__GOALS__
A. In the umask documentation, what value does umask EXPR give back?
B. From the umask documentation, reproduce verbatim everything from "umask controls which" down to "private files ...".
C. Extend the umask documentation past its final sentence, keeping its style.

__TEXT TO READ__
Filehandles, files, directories

umask#

Set or read the process file-creation mode mask.

umask controls which permission bits are cleared from the MODE argument of every file- or directory-creation call made by this process from now on. It is a property of the running process, not of any particular filehandle, and it is inherited by child processes. Call umask EXPR to install a new mask and receive the previous one; call bare umask to read the current mask without changing it.

Synopsis#

umask EXPR
umask

What you get back#

The previous umask as an integer, so you can save it and restore it later:

my $old = umask 0077;
# ... create private files ...
umask $old;

Bare umask returns the current mask without changing it. If the system has no umask(2) call and the caller is trying to restrict access for itself ((EXPR & 0700) > 0), an exception is raised; if the call is not implemented and the caller is not restricting its own access, undef is returned. On Linux this case does not arise.

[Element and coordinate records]

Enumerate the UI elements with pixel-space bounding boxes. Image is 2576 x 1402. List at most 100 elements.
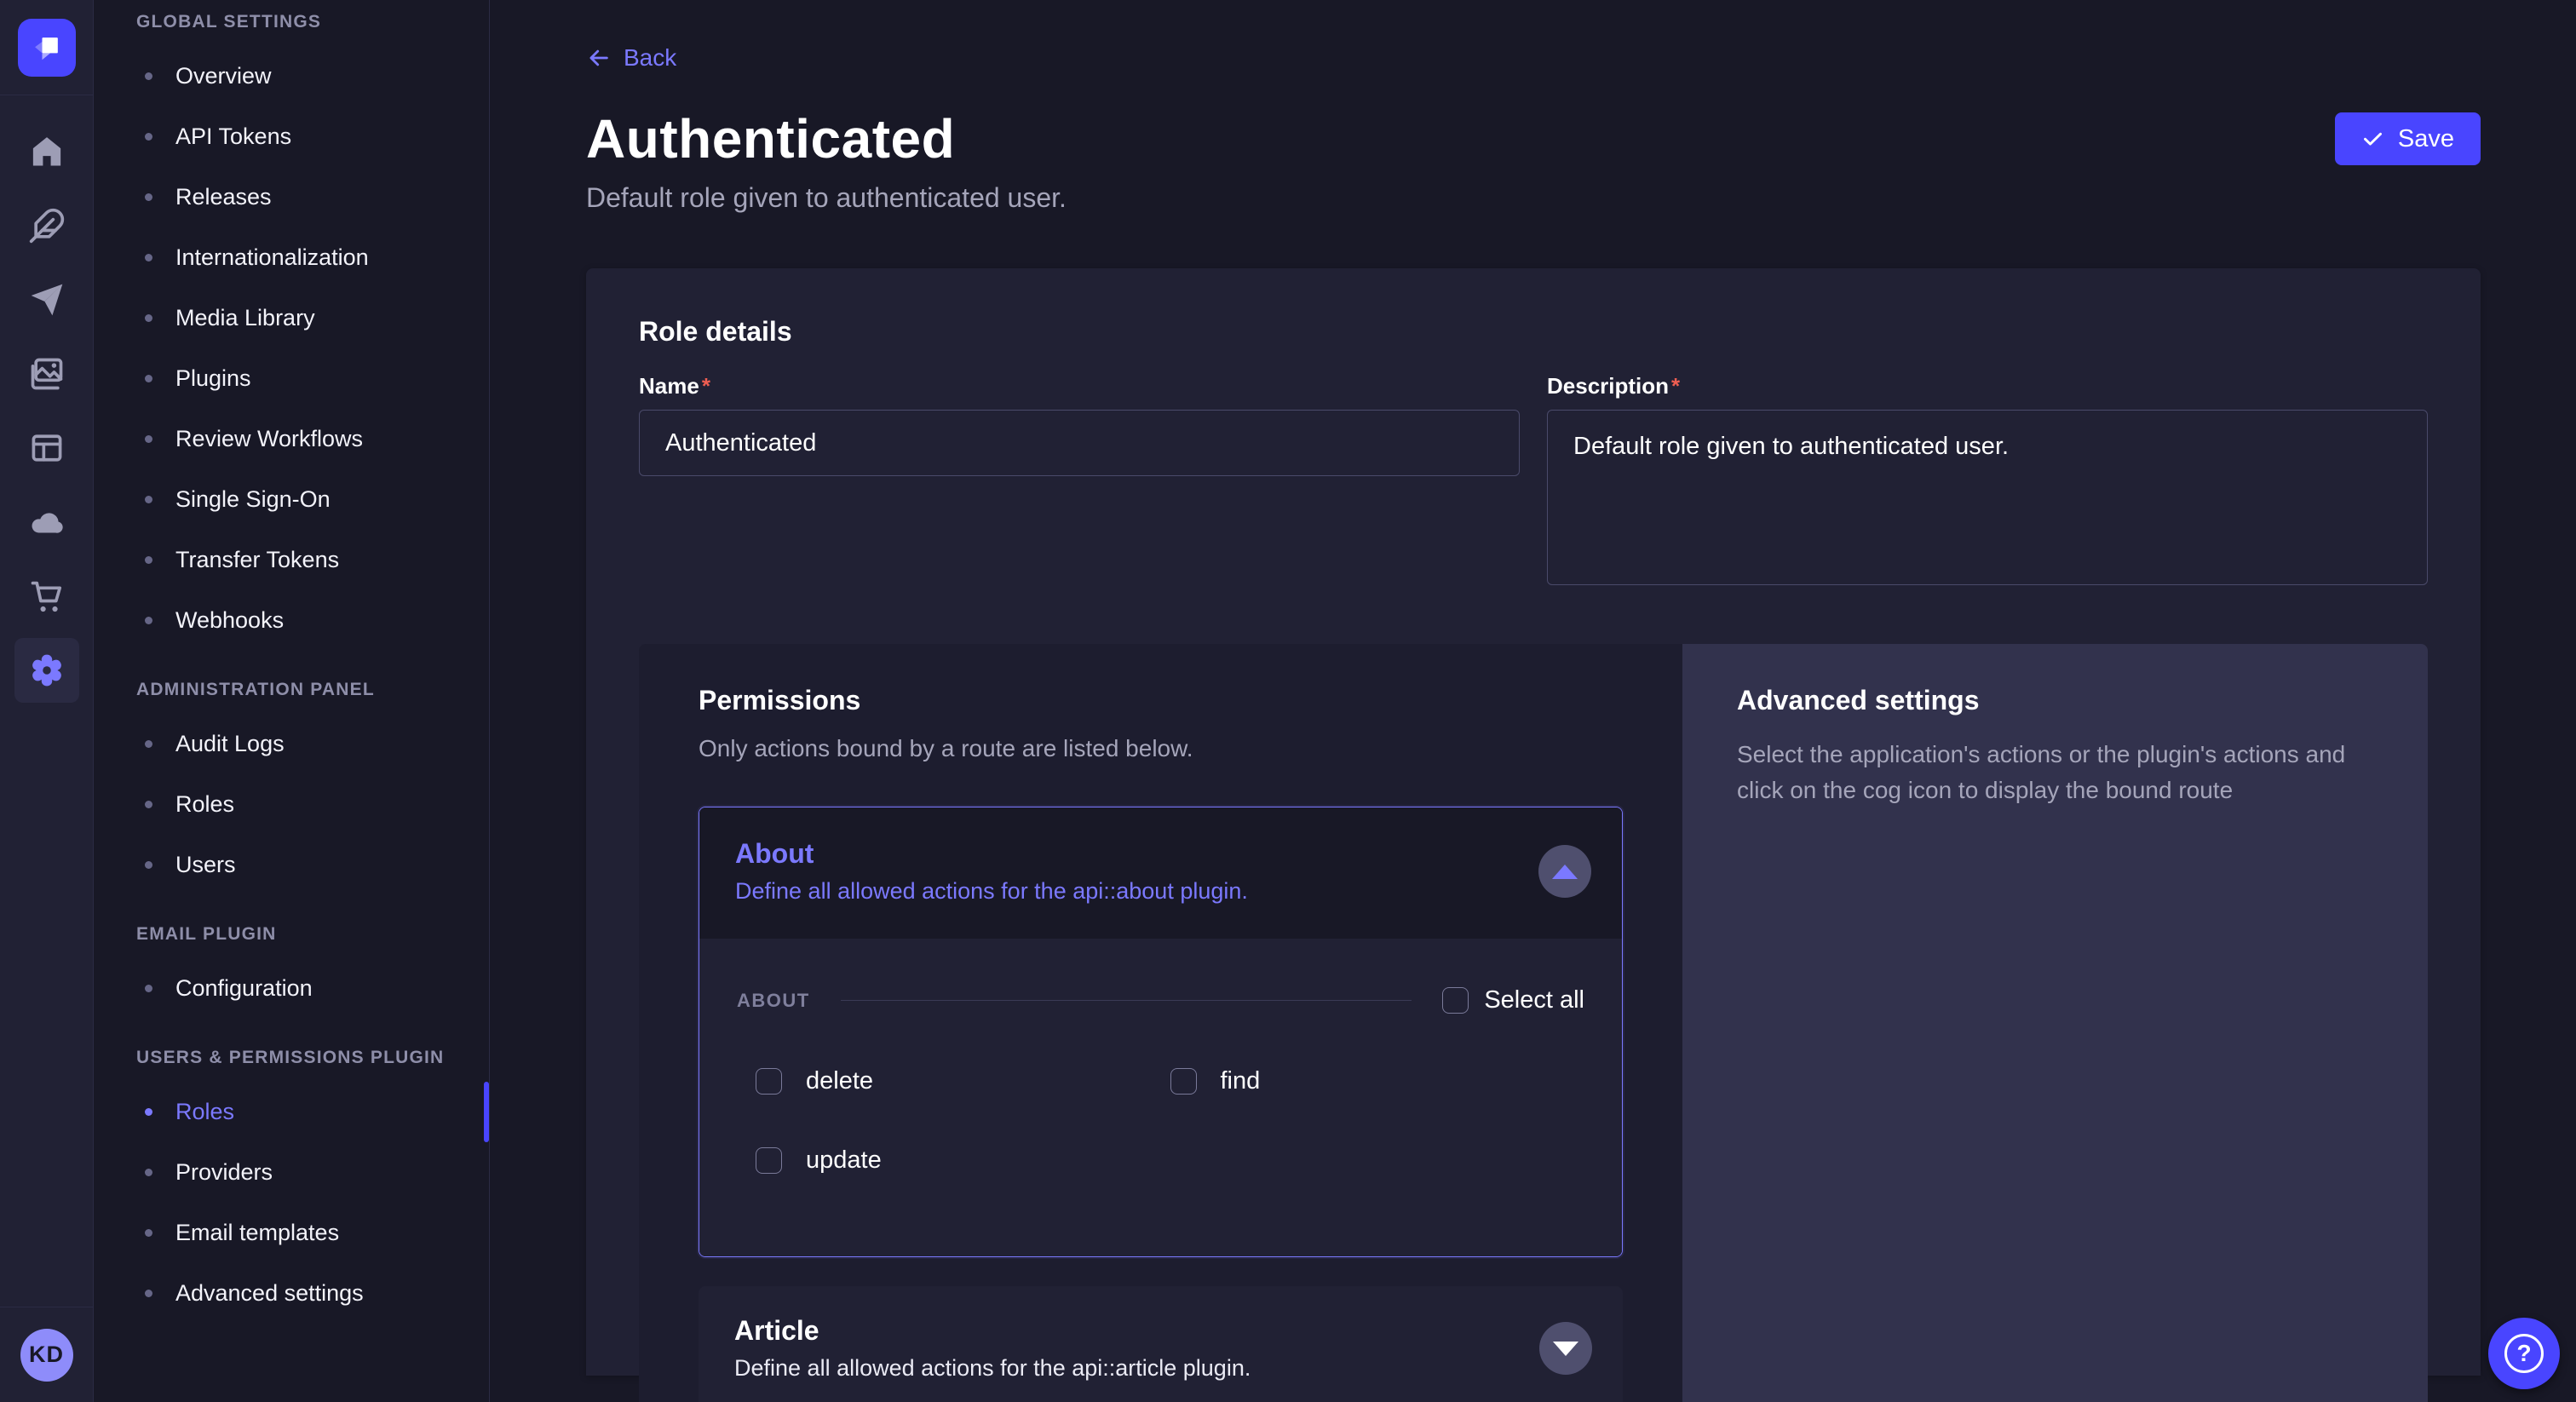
select-all-checkbox[interactable] (1442, 987, 1469, 1014)
nav-section: GLOBAL SETTINGSOverviewAPI TokensRelease… (94, 5, 489, 651)
chevron-down-icon (1553, 1342, 1578, 1356)
accordion-about: About Define all allowed actions for the… (699, 807, 1623, 1257)
bullet-icon (145, 496, 152, 503)
bullet-icon (145, 617, 152, 624)
subnav-item-media-library[interactable]: Media Library (94, 288, 489, 348)
subnav-item-label: Internationalization (175, 244, 369, 271)
role-details-title: Role details (639, 316, 2428, 348)
subnav-item-label: Providers (175, 1159, 273, 1186)
subnav-item-roles[interactable]: Roles (94, 774, 489, 835)
expand-button[interactable] (1539, 1322, 1592, 1375)
group-label: ABOUT (737, 990, 810, 1012)
accordion-about-header[interactable]: About Define all allowed actions for the… (699, 807, 1622, 939)
subnav-item-single-sign-on[interactable]: Single Sign-On (94, 469, 489, 530)
action-label: update (806, 1146, 882, 1175)
name-input[interactable] (639, 410, 1520, 476)
bullet-icon (145, 193, 152, 201)
check-icon (2361, 128, 2384, 151)
main-nav-rail: KD (0, 0, 94, 1402)
advanced-settings-description: Select the application's actions or the … (1737, 737, 2373, 808)
permissions-advanced-section: Permissions Only actions bound by a rout… (639, 644, 2428, 1402)
back-link[interactable]: Back (586, 44, 676, 72)
bullet-icon (145, 1229, 152, 1237)
subnav-item-configuration[interactable]: Configuration (94, 958, 489, 1019)
subnav-item-advanced-settings[interactable]: Advanced settings (94, 1263, 489, 1324)
subnav-item-transfer-tokens[interactable]: Transfer Tokens (94, 530, 489, 590)
collapse-button[interactable] (1538, 845, 1591, 898)
gear-icon[interactable] (14, 638, 79, 703)
subnav-item-label: Media Library (175, 305, 315, 331)
bullet-icon (145, 72, 152, 80)
nav-section-header: GLOBAL SETTINGS (94, 5, 489, 46)
subnav-item-label: Transfer Tokens (175, 547, 339, 573)
home-icon[interactable] (14, 119, 79, 184)
bullet-icon (145, 1108, 152, 1116)
subnav-item-label: Advanced settings (175, 1280, 364, 1307)
accordion-article[interactable]: Article Define all allowed actions for t… (699, 1286, 1623, 1402)
action-checkbox-delete[interactable] (756, 1068, 782, 1095)
divider-line (841, 1000, 1412, 1001)
subnav-item-email-templates[interactable]: Email templates (94, 1203, 489, 1263)
accordion-about-title: About (735, 838, 1248, 870)
required-asterisk: * (1671, 373, 1680, 399)
page-subtitle: Default role given to authenticated user… (586, 182, 2481, 214)
bullet-icon (145, 314, 152, 322)
bullet-icon (145, 985, 152, 992)
bullet-icon (145, 801, 152, 808)
action-label: delete (806, 1067, 873, 1095)
help-question-icon: ? (2504, 1334, 2544, 1373)
subnav-item-plugins[interactable]: Plugins (94, 348, 489, 409)
subnav-item-label: Single Sign-On (175, 486, 331, 513)
subnav-item-label: Email templates (175, 1220, 339, 1246)
subnav-item-roles[interactable]: Roles (94, 1082, 489, 1142)
subnav-item-releases[interactable]: Releases (94, 167, 489, 227)
action-item-find: find (1170, 1067, 1585, 1095)
subnav-item-review-workflows[interactable]: Review Workflows (94, 409, 489, 469)
bullet-icon (145, 254, 152, 261)
subnav-item-label: Roles (175, 1099, 234, 1125)
rail-icon-list (0, 95, 93, 712)
subnav-item-api-tokens[interactable]: API Tokens (94, 106, 489, 167)
media-images-icon[interactable] (14, 342, 79, 406)
action-checkbox-find[interactable] (1170, 1068, 1197, 1095)
subnav-sections: GLOBAL SETTINGSOverviewAPI TokensRelease… (94, 5, 489, 1324)
description-textarea[interactable]: Default role given to authenticated user… (1547, 410, 2428, 585)
subnav-item-overview[interactable]: Overview (94, 46, 489, 106)
subnav-item-label: Review Workflows (175, 426, 363, 452)
accordion-about-subtitle: Define all allowed actions for the api::… (735, 878, 1248, 905)
active-indicator (484, 1082, 489, 1142)
nav-section-header: EMAIL PLUGIN (94, 917, 489, 958)
cloud-icon[interactable] (14, 490, 79, 554)
subnav-item-audit-logs[interactable]: Audit Logs (94, 714, 489, 774)
help-button[interactable]: ? (2488, 1318, 2560, 1389)
accordion-article-title: Article (734, 1315, 1251, 1347)
nav-section: ADMINISTRATION PANELAudit LogsRolesUsers (94, 673, 489, 895)
description-label: Description* (1547, 373, 1680, 399)
action-label: find (1221, 1067, 1261, 1095)
advanced-settings-title: Advanced settings (1737, 685, 2373, 716)
paper-plane-icon[interactable] (14, 267, 79, 332)
subnav-item-label: Configuration (175, 975, 313, 1002)
bullet-icon (145, 861, 152, 869)
layout-icon[interactable] (14, 416, 79, 480)
nav-list: Configuration (94, 958, 489, 1019)
save-button[interactable]: Save (2335, 112, 2481, 165)
bullet-icon (145, 556, 152, 564)
bullet-icon (145, 435, 152, 443)
subnav-item-users[interactable]: Users (94, 835, 489, 895)
action-checkbox-update[interactable] (756, 1147, 782, 1174)
workspace-logo-box[interactable] (0, 0, 93, 95)
accordion-article-subtitle: Define all allowed actions for the api::… (734, 1355, 1251, 1382)
bullet-icon (145, 133, 152, 141)
subnav-item-label: Users (175, 852, 236, 878)
nav-section-header: USERS & PERMISSIONS PLUGIN (94, 1041, 489, 1082)
name-field-group: Name* (639, 373, 1520, 589)
avatar[interactable]: KD (20, 1329, 73, 1382)
back-label: Back (624, 44, 676, 72)
subnav-item-webhooks[interactable]: Webhooks (94, 590, 489, 651)
subnav-item-providers[interactable]: Providers (94, 1142, 489, 1203)
feather-icon[interactable] (14, 193, 79, 258)
bullet-icon (145, 1169, 152, 1176)
cart-icon[interactable] (14, 564, 79, 629)
subnav-item-internationalization[interactable]: Internationalization (94, 227, 489, 288)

__RESULTS FOR THE EXERCISE__
A. The previous umask, as an integer.

B.
umask controls which permission bits are cleared from the MODE argument of every file- or directory-creation call made by this process from now on. It is a property of the running process, not of any particular filehandle, and it is inherited by child processes. Call umask EXPR to install a new mask and receive the previous one; call bare umask to read the current mask without changing it.

Synopsis#

umask EXPR
umask

What you get back#

The previous umask as an integer, so you can save it and restore it later:

my $old = umask 0077;
# ... create private files ...

C.
How the mask is applied#

The mask is subtractive. Every bit set in the umask is cleared from the MODE passed to mkdir, sysopen, open in creation modes, and the underlying creat(2) / mkdir(2) system calls. The effective permissions of the new file are MODE & ~umask.

A Unix permission like rwxr-x--- is three sets of three bits, or three octal digits — 0750. The leading 0 marks the literal as octal and is not itself a permission digit. A umask is written the same way and names the bits you want disabled for newly created files.

Worked example. With umask 0022, asking sysopen for 0666 actually creates a file with mode 0644:

  0666  &~  0022   =   0644
  rw-rw-rw-    ----w--w-      rw-r--r--

With umask 0027 (group may not write, others may not read, write, or execute), the same 0666 request yields 0640 (0666 & ~0027 == 0640).

Global state it touches#

The mask itself is process-global kernel state set via umask(2). umask does not read or write any Perl special variable directly, but every creation call in the process observes it, and $! is set by the underlying system calls that consume the mask (mkdir, sysopen, open), not by umask itself. Child processes spawned via fork, exec, or system inherit the current value.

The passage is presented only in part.